> [Quoted passage]:
========================================

1. This report provides an overview of the financial health of the higher education sector in England. The analysis covers financial results for the academic year 2011-12 and forecasts for 2012-13, as submitted to HEFCE in December 2012.

2. The report is being published to provide universities and higher education colleges with feedback on their financial performance in 2011-12 and their estimates for 2012-13, before they submit their updated financial forecasts in July 2013 (as requested in ‘Annual accountability returns 2012’, HEFCE 2012/23). The analysis also provides other stakeholders with information about the current financial health of the sector.

Key points

3. Higher education institutions (HEIs) in England are required to send us their annual accountability returns in December each year. These returns form a significant part of the way in which HEIs can demonstrate accountability for the public funds distributed to them. The accountability returns enable HEFCE to reassess HEIs’ overall risk assessments and to ensure that HEIs are meeting their accountability responsibilities.

4. Following consultation with the sector, through the British Universities Finance Directors Group, we made the decision to continue with dual submission dates for the financial forecast data and financial commentaries. This year’s financial forecast data (in the form of material updates to the 2012-13 forecasts and forecast data for the academic years 2013-14 to 2015-16) and financial sustainability commentaries are due to be returned to HEFCE in July 2013.

5. The financial results for the sector in 2011-12 are sound overall, and stronger than projected by the sector in June 2012, but not as strong as the results reported for 2010-11. The improvement in the financial outturn when compared with projected performance may be due to prudent forecasting, which is a pattern we have seen in previous years. Overall the sector reported sound surplus levels, good cash balances and healthy reserve levels, despite the fall in public funding which saw its first real-terms fall in total income since financial information was first collected across the whole sector in 1994-95. It should be noted that there continue to be significant variations in the financial performance of individual institutions across the sector. The improvement in surpluses relative to the earlier forecast position provides some evidence that the sector made good efficiency savings during the year. The most significant of these savings related to staff costs, which fell in real terms for a second consecutive year in 2011-12.

========================================

> [Information shown]:
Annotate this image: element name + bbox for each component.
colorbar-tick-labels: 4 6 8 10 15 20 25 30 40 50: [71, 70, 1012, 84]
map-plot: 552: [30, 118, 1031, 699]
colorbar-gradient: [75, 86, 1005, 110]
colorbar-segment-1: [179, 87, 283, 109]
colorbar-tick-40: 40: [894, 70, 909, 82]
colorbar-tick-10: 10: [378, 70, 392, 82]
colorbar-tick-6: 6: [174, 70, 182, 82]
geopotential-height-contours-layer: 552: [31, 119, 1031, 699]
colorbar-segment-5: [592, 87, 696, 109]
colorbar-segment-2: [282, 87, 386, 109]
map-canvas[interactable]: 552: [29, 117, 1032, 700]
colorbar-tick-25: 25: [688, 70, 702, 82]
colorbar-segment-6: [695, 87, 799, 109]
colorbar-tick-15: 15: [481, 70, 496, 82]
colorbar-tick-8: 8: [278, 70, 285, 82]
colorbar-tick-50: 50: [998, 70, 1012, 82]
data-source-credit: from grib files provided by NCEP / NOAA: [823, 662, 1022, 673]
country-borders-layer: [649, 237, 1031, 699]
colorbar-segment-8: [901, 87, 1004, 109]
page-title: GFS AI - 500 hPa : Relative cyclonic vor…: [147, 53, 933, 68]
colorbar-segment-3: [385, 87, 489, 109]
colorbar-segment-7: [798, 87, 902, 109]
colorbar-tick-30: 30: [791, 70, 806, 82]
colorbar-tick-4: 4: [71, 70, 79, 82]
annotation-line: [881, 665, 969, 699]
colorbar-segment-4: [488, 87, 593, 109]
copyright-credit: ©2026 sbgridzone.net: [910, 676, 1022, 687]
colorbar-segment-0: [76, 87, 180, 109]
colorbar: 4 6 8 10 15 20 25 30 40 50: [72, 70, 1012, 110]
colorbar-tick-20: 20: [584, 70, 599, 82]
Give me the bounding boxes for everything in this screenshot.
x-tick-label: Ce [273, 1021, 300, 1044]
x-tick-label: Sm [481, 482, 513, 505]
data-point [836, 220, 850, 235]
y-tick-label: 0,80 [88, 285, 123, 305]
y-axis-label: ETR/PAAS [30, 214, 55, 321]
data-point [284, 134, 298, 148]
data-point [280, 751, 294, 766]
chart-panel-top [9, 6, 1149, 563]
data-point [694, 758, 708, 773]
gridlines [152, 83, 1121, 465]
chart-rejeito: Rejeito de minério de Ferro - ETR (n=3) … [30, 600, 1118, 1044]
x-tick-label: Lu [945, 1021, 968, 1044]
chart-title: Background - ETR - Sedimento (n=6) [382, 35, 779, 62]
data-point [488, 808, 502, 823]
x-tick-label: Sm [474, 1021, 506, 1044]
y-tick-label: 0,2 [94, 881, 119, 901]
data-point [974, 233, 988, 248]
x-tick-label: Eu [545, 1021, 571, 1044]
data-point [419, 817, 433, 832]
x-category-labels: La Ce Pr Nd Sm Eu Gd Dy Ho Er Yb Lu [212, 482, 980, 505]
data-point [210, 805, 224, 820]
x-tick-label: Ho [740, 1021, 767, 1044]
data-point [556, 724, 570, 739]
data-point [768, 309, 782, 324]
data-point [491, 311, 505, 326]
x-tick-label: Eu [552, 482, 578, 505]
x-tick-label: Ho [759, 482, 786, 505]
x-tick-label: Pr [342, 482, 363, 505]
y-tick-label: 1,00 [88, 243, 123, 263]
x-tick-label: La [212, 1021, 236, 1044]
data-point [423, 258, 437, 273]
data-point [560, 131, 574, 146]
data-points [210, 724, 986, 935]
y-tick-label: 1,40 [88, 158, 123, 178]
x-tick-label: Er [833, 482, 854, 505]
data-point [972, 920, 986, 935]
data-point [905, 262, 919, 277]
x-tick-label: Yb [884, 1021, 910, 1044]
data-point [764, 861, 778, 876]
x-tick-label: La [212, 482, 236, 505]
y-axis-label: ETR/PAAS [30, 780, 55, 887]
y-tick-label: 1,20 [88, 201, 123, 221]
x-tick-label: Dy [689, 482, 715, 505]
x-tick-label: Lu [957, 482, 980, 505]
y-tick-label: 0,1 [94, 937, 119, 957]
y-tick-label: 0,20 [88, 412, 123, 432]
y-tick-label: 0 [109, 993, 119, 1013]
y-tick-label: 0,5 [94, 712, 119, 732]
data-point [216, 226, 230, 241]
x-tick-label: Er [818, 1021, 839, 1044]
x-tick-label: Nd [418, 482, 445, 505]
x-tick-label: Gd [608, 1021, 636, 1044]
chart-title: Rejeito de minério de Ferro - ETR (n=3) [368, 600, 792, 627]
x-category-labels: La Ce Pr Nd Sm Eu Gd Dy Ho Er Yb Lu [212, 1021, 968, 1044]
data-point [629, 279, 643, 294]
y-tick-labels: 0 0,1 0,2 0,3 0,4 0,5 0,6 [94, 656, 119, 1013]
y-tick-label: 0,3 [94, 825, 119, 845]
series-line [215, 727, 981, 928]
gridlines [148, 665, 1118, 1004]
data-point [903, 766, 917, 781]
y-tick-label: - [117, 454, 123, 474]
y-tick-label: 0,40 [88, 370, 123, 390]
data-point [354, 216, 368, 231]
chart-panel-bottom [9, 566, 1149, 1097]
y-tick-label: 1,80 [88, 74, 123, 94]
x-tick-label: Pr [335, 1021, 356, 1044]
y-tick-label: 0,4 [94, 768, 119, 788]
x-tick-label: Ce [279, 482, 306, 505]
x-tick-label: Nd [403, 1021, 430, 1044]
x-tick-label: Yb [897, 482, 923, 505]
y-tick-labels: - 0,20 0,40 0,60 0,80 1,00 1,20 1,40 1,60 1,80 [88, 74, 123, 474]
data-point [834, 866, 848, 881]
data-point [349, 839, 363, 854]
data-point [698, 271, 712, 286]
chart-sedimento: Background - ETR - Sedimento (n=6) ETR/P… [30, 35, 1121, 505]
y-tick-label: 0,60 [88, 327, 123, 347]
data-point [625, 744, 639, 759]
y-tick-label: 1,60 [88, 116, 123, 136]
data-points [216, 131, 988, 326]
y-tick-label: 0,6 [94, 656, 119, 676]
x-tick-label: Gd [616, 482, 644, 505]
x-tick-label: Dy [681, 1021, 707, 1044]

========================================

> [Problem]:
Return word for word the part of the sector finance report that opens with the words containing "2. The report" and closes with "their accountability responsibilities.".

> [Task result]:
2. The report is being published to provide universities and higher education colleges with feedback on their financial performance in 2011-12 and their estimates for 2012-13, before they submit their updated financial forecasts in July 2013 (as requested in ‘Annual accountability returns 2012’, HEFCE 2012/23). The analysis also provides other stakeholders with information about the current financial health of the sector.

Key points

3. Higher education institutions (HEIs) in England are required to send us their annual accountability returns in December each year. These returns form a significant part of the way in which HEIs can demonstrate accountability for the public funds distributed to them. The accountability returns enable HEFCE to reassess HEIs’ overall risk assessments and to ensure that HEIs are meeting their accountability responsibilities.